── WORKING DATA ──
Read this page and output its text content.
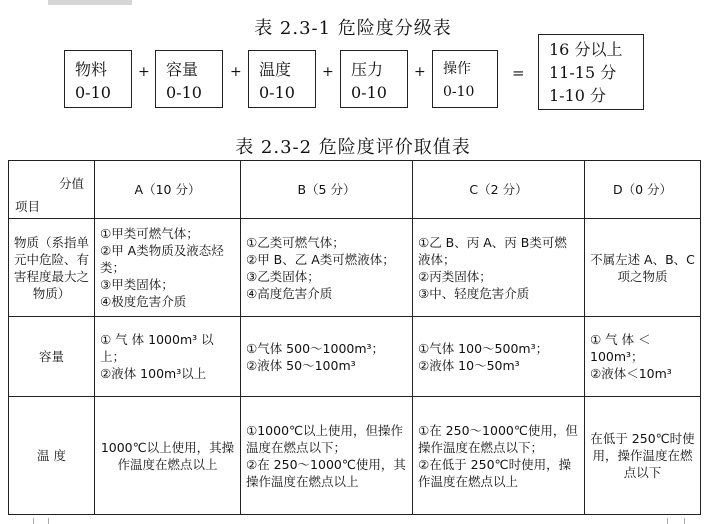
表 2.3-1 危险度分级表
物料
0-10
+ 容量
0-10
+ 温度
0-10
+ 压力
0-10
+ 操作
0-10
=
16 分以上
11-15 分
1-10 分
表 2.3-2 危险度评价取值表
分值
项目	A（10 分）	B（5 分）	C（2 分）	D（0 分）
物质（系指单元中危险、有害程度最大之物质）	①甲类可燃气体；
②甲 A类物质及液态烃类；
③甲类固体；
④极度危害介质	①乙类可燃气体；
②甲 B、乙 A类可燃液体；
③乙类固体；
④高度危害介质	①乙 B、丙 A、丙 B类可燃液体；
②丙类固体；
③中、轻度危害介质	不属左述 A、B、C 项之物质
容量	① 气 体 1000m³ 以上；
②液体 100m³以上	①气体 500～1000m³；
②液体 50～100m³	①气体 100～500m³；
②液体 10～50m³	① 气 体 ＜100m³；
②液体＜10m³

温 度	1000℃以上使用，其操作温度在燃点以上	①1000℃以上使用，但操作温度在燃点以下；
②在 250～1000℃使用，其操作温度在燃点以上	①在 250～1000℃使用，但操作温度在燃点以下；
②在低于 250℃时使用，操作温度在燃点以上	在低于 250℃时使用，操作温度在燃点以下
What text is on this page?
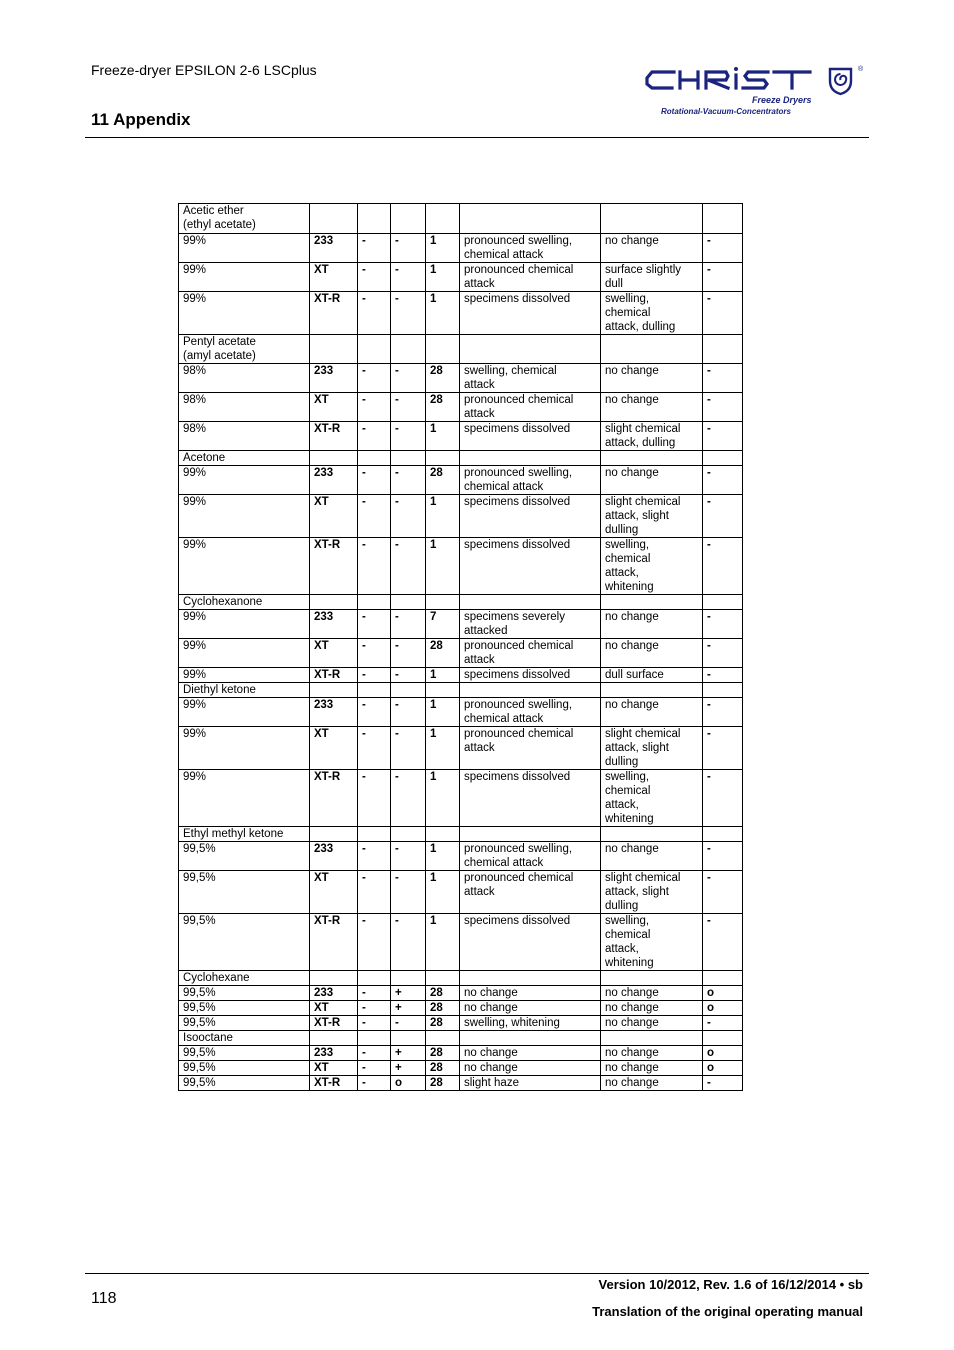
Freeze-dryer EPSILON 2-6 LSCplus
11 Appendix
®
Freeze Dryers
Rotational-Vacuum-Concentrators
Acetic ether
(ethyl acetate)							
99%	233	-	-	1	pronounced swelling,
chemical attack	no change	-
99%	XT	-	-	1	pronounced chemical
attack	surface slightly
dull	-
99%	XT-R	-	-	1	specimens dissolved	swelling,
chemical
attack, dulling	-
Pentyl acetate
(amyl acetate)							
98%	233	-	-	28	swelling, chemical
attack	no change	-
98%	XT	-	-	28	pronounced chemical
attack	no change	-
98%	XT-R	-	-	1	specimens dissolved	slight chemical
attack, dulling	-
Acetone							
99%	233	-	-	28	pronounced swelling,
chemical attack	no change	-
99%	XT	-	-	1	specimens dissolved	slight chemical
attack, slight
dulling	-
99%	XT-R	-	-	1	specimens dissolved	swelling,
chemical
attack,
whitening	-
Cyclohexanone							
99%	233	-	-	7	specimens severely
attacked	no change	-
99%	XT	-	-	28	pronounced chemical
attack	no change	-
99%	XT-R	-	-	1	specimens dissolved	dull surface	-
Diethyl ketone							
99%	233	-	-	1	pronounced swelling,
chemical attack	no change	-
99%	XT	-	-	1	pronounced chemical
attack	slight chemical
attack, slight
dulling	-
99%	XT-R	-	-	1	specimens dissolved	swelling,
chemical
attack,
whitening	-
Ethyl methyl ketone							
99,5%	233	-	-	1	pronounced swelling,
chemical attack	no change	-
99,5%	XT	-	-	1	pronounced chemical
attack	slight chemical
attack, slight
dulling	-
99,5%	XT-R	-	-	1	specimens dissolved	swelling,
chemical
attack,
whitening	-
Cyclohexane							
99,5%	233	-	+	28	no change	no change	o
99,5%	XT	-	+	28	no change	no change	o
99,5%	XT-R	-	-	28	swelling, whitening	no change	-
Isooctane							
99,5%	233	-	+	28	no change	no change	o
99,5%	XT	-	+	28	no change	no change	o
99,5%	XT-R	-	o	28	slight haze	no change	-
118
Version 10/2012, Rev. 1.6 of 16/12/2014 • sb
Translation of the original operating manual
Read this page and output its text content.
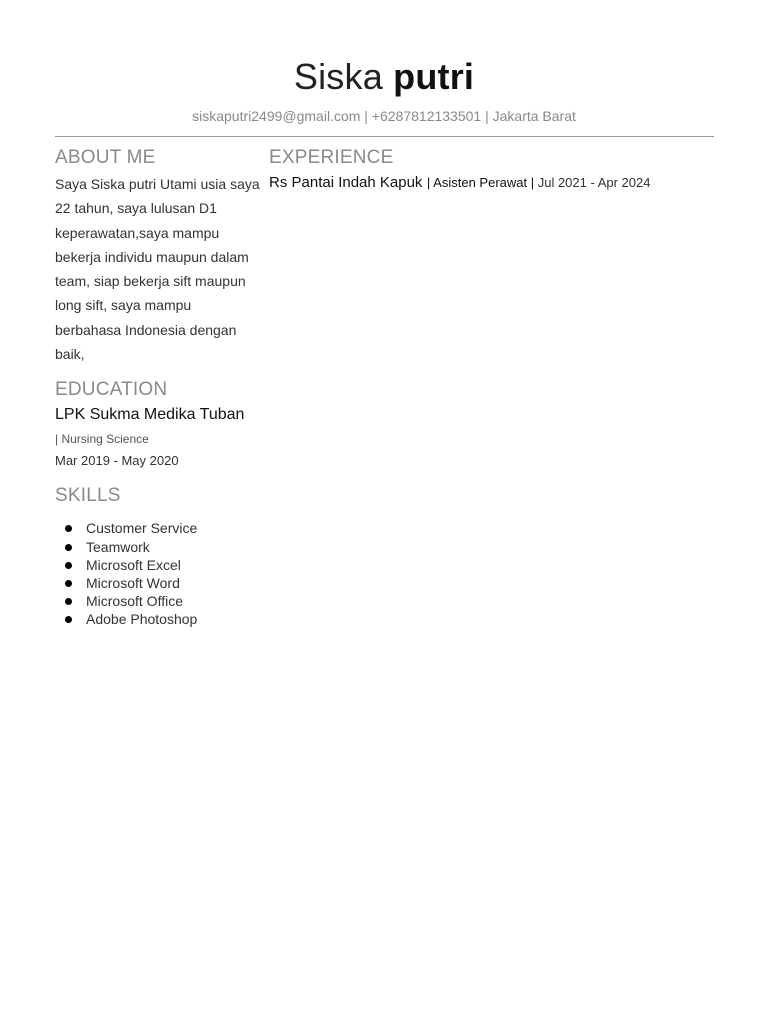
Siska putri
siskaputri2499@gmail.com | +6287812133501 | Jakarta Barat
ABOUT ME
Saya Siska putri Utami usia saya 22 tahun, saya lulusan D1 keperawatan,saya mampu bekerja individu maupun dalam team, siap bekerja sift maupun long sift, saya mampu berbahasa Indonesia dengan baik,
EDUCATION
LPK Sukma Medika Tuban
| Nursing Science
Mar 2019 - May 2020
SKILLS
Customer Service
Teamwork
Microsoft Excel
Microsoft Word
Microsoft Office
Adobe Photoshop
EXPERIENCE
Rs Pantai Indah Kapuk | Asisten Perawat | Jul 2021 - Apr 2024
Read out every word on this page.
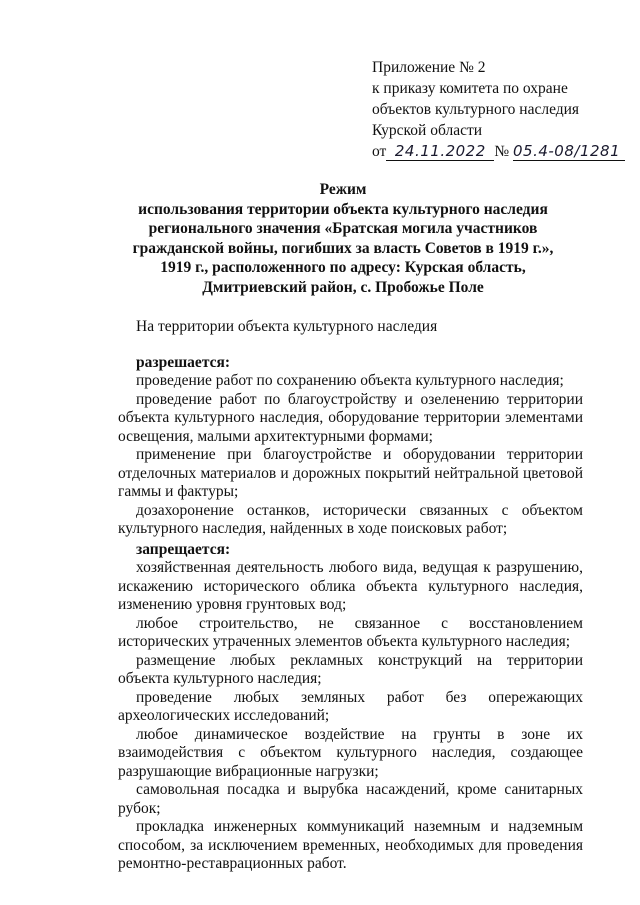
Приложение № 2
к приказу комитета по охране
объектов культурного наследия
Курской области
от 24.11.2022 № 05.4-08/1281
Режим
использования территории объекта культурного наследия
регионального значения «Братская могила участников
гражданской войны, погибших за власть Советов в 1919 г.»,
1919 г., расположенного по адресу: Курская область,
Дмитриевский район, с. Пробожье Поле
На территории объекта культурного наследия
разрешается:
проведение работ по сохранению объекта культурного наследия;
проведение работ по благоустройству и озеленению территории объекта культурного наследия, оборудование территории элементами освещения, малыми архитектурными формами;
применение при благоустройстве и оборудовании территории отделочных материалов и дорожных покрытий нейтральной цветовой гаммы и фактуры;
дозахоронение останков, исторически связанных с объектом культурного наследия, найденных в ходе поисковых работ;
запрещается:
хозяйственная деятельность любого вида, ведущая к разрушению, искажению исторического облика объекта культурного наследия, изменению уровня грунтовых вод;
любое строительство, не связанное с восстановлением исторических утраченных элементов объекта культурного наследия;
размещение любых рекламных конструкций на территории объекта культурного наследия;
проведение любых земляных работ без опережающих археологических исследований;
любое динамическое воздействие на грунты в зоне их взаимодействия с объектом культурного наследия, создающее разрушающие вибрационные нагрузки;
самовольная посадка и вырубка насаждений, кроме санитарных рубок;
прокладка инженерных коммуникаций наземным и надземным способом, за исключением временных, необходимых для проведения ремонтно-реставрационных работ.
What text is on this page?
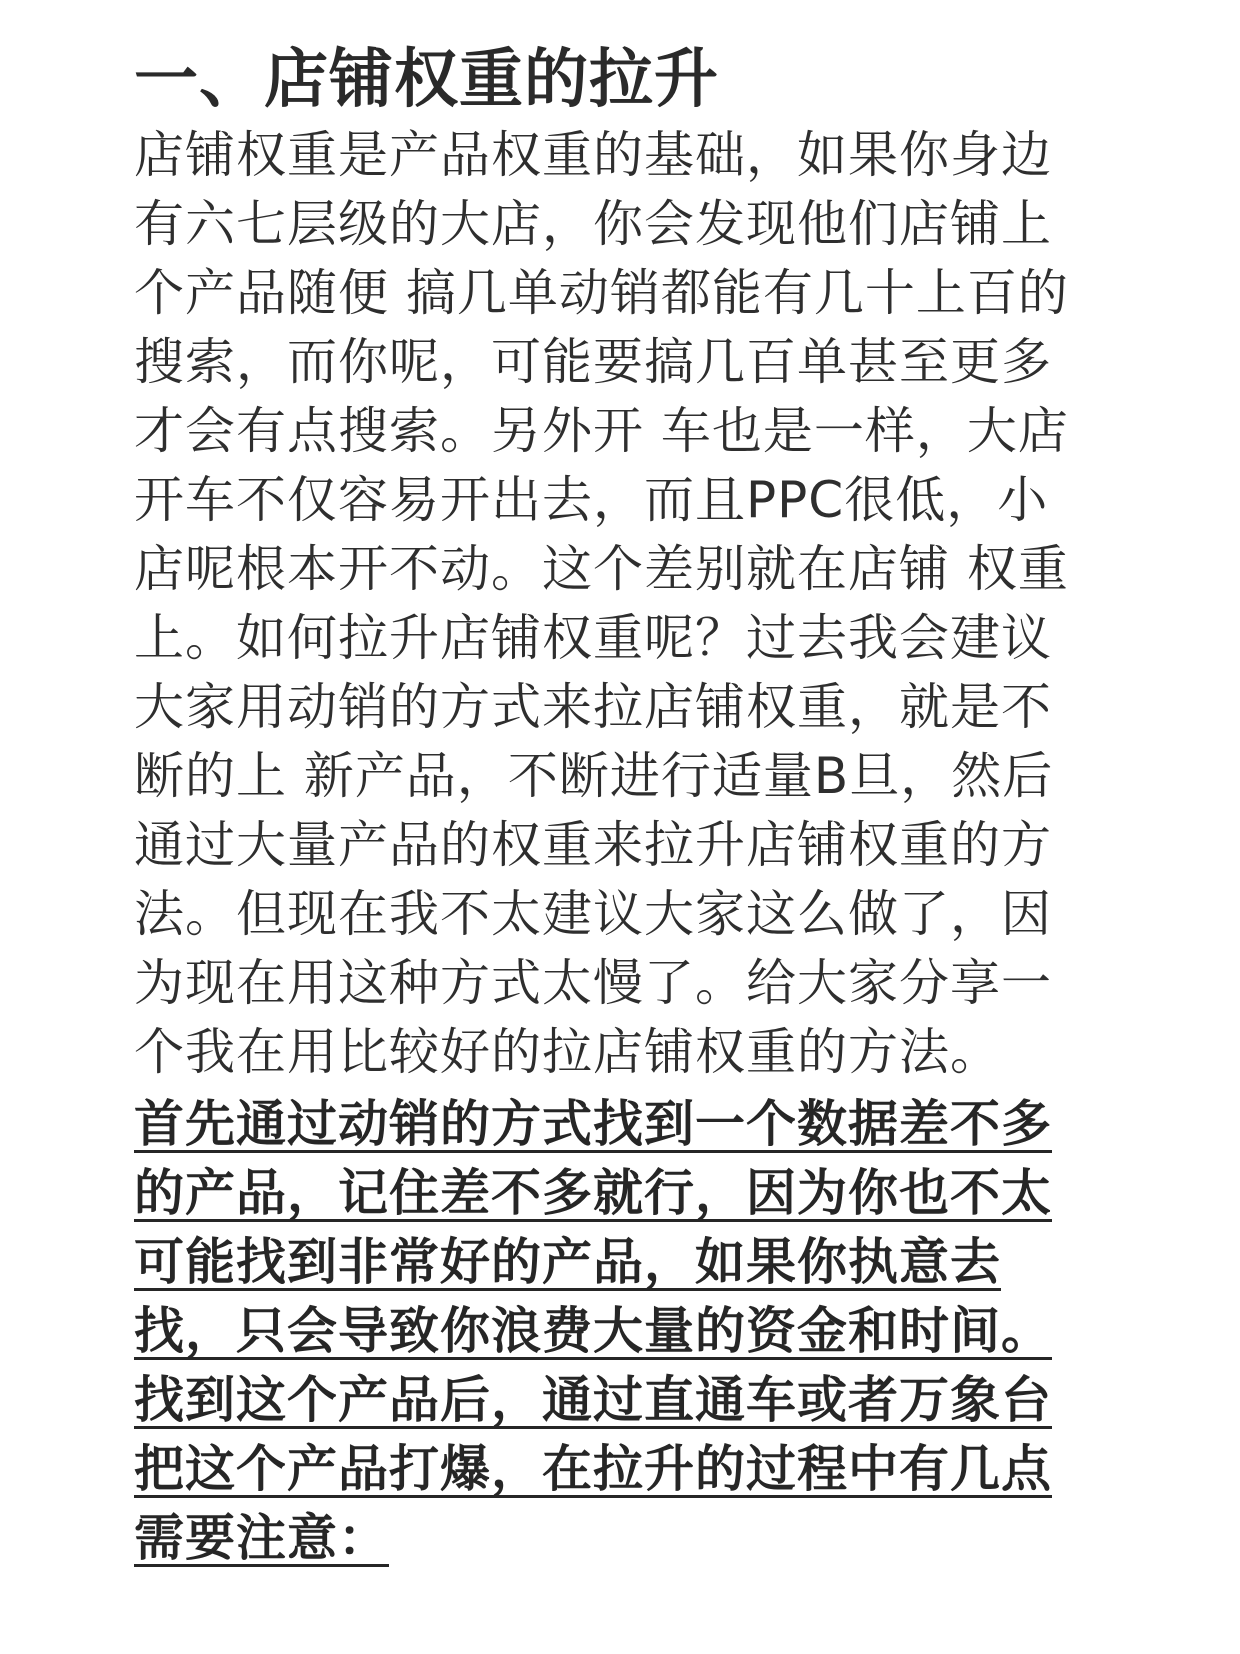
一、店铺权重的拉升
店铺权重是产品权重的基础，如果你身边
有六七层级的大店，你会发现他们店铺上
个产品随便 搞几单动销都能有几十上百的
搜索，而你呢，可能要搞几百单甚至更多
才会有点搜索。另外开 车也是一样，大店
开车不仅容易开出去，而且PPC很低，小
店呢根本开不动。这个差别就在店铺 权重
上。如何拉升店铺权重呢？过去我会建议
大家用动销的方式来拉店铺权重，就是不
断的上 新产品，不断进行适量B旦，然后
通过大量产品的权重来拉升店铺权重的方
法。但现在我不太建议大家这么做了，因
为现在用这种方式太慢了。给大家分享一
个我在用比较好的拉店铺权重的方法。
首先通过动销的方式找到一个数据差不多
的产品，记住差不多就行，因为你也不太
可能找到非常好的产品，如果你执意去
找，只会导致你浪费大量的资金和时间。
找到这个产品后，通过直通车或者万象台
把这个产品打爆，在拉升的过程中有几点
需要注意：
───
**DO THIS:**
In the records above, find each line holding "объектом" and copy it.

**RESPONSE TO THIS TASK:**
дозахоронение останков, исторически связанных с объектом культурного наследия, найденных в ходе поисковых работ;
любое динамическое воздействие на грунты в зоне их взаимодействия с объектом культурного наследия, создающее разрушающие вибрационные нагрузки;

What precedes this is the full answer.